BEGIN Records for this task

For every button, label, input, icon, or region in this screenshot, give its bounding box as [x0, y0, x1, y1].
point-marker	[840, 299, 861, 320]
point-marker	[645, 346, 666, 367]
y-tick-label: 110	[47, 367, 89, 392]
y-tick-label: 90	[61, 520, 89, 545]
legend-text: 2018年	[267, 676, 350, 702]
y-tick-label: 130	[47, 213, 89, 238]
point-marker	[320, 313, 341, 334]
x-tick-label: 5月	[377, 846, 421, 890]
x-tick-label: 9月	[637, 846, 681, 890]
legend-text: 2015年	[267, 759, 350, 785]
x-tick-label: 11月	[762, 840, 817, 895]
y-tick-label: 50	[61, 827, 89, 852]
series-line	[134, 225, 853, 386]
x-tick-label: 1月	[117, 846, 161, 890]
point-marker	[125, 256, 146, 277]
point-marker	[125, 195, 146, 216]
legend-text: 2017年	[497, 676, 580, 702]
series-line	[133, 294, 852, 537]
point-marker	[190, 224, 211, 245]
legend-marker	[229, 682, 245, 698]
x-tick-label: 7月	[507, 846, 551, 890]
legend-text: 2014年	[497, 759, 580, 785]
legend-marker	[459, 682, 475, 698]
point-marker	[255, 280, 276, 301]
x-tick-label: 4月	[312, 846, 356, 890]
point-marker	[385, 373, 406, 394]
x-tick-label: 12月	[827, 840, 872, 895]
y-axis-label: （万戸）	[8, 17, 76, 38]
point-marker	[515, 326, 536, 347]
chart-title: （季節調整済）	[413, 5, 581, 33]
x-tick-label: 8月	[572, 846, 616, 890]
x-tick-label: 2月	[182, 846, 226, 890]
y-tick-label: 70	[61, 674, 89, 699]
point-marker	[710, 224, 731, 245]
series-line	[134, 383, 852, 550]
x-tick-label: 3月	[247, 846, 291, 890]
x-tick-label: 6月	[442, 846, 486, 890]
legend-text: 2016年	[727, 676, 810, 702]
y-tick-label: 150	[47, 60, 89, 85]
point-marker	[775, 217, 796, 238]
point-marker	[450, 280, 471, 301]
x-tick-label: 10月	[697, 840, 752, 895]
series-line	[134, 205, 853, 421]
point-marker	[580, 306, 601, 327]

END Records for this task

◆ **Work to be completed**: Please output every line of the records above without any changes.

◆ **Final answer**:
For every button, label, input, icon, or region in this screenshot, give its bounding box as [x0, y0, x1, y1].
point-marker	[840, 299, 861, 320]
point-marker	[645, 346, 666, 367]
y-tick-label: 110	[47, 367, 89, 392]
y-tick-label: 90	[61, 520, 89, 545]
legend-text: 2018年	[267, 676, 350, 702]
y-tick-label: 130	[47, 213, 89, 238]
point-marker	[320, 313, 341, 334]
x-tick-label: 5月	[377, 846, 421, 890]
x-tick-label: 9月	[637, 846, 681, 890]
legend-text: 2015年	[267, 759, 350, 785]
x-tick-label: 11月	[762, 840, 817, 895]
y-tick-label: 50	[61, 827, 89, 852]
series-line	[134, 225, 853, 386]
x-tick-label: 1月	[117, 846, 161, 890]
point-marker	[125, 256, 146, 277]
point-marker	[125, 195, 146, 216]
legend-text: 2017年	[497, 676, 580, 702]
series-line	[133, 294, 852, 537]
point-marker	[190, 224, 211, 245]
legend-marker	[229, 682, 245, 698]
x-tick-label: 7月	[507, 846, 551, 890]
legend-text: 2014年	[497, 759, 580, 785]
legend-marker	[459, 682, 475, 698]
point-marker	[255, 280, 276, 301]
x-tick-label: 4月	[312, 846, 356, 890]
point-marker	[385, 373, 406, 394]
x-tick-label: 12月	[827, 840, 872, 895]
y-axis-label: （万戸）	[8, 17, 76, 38]
point-marker	[515, 326, 536, 347]
chart-title: （季節調整済）	[413, 5, 581, 33]
x-tick-label: 8月	[572, 846, 616, 890]
x-tick-label: 2月	[182, 846, 226, 890]
y-tick-label: 70	[61, 674, 89, 699]
point-marker	[710, 224, 731, 245]
series-line	[134, 383, 852, 550]
x-tick-label: 3月	[247, 846, 291, 890]
x-tick-label: 6月	[442, 846, 486, 890]
legend-text: 2016年	[727, 676, 810, 702]
y-tick-label: 150	[47, 60, 89, 85]
point-marker	[775, 217, 796, 238]
point-marker	[450, 280, 471, 301]
x-tick-label: 10月	[697, 840, 752, 895]
series-line	[134, 205, 853, 421]
point-marker	[580, 306, 601, 327]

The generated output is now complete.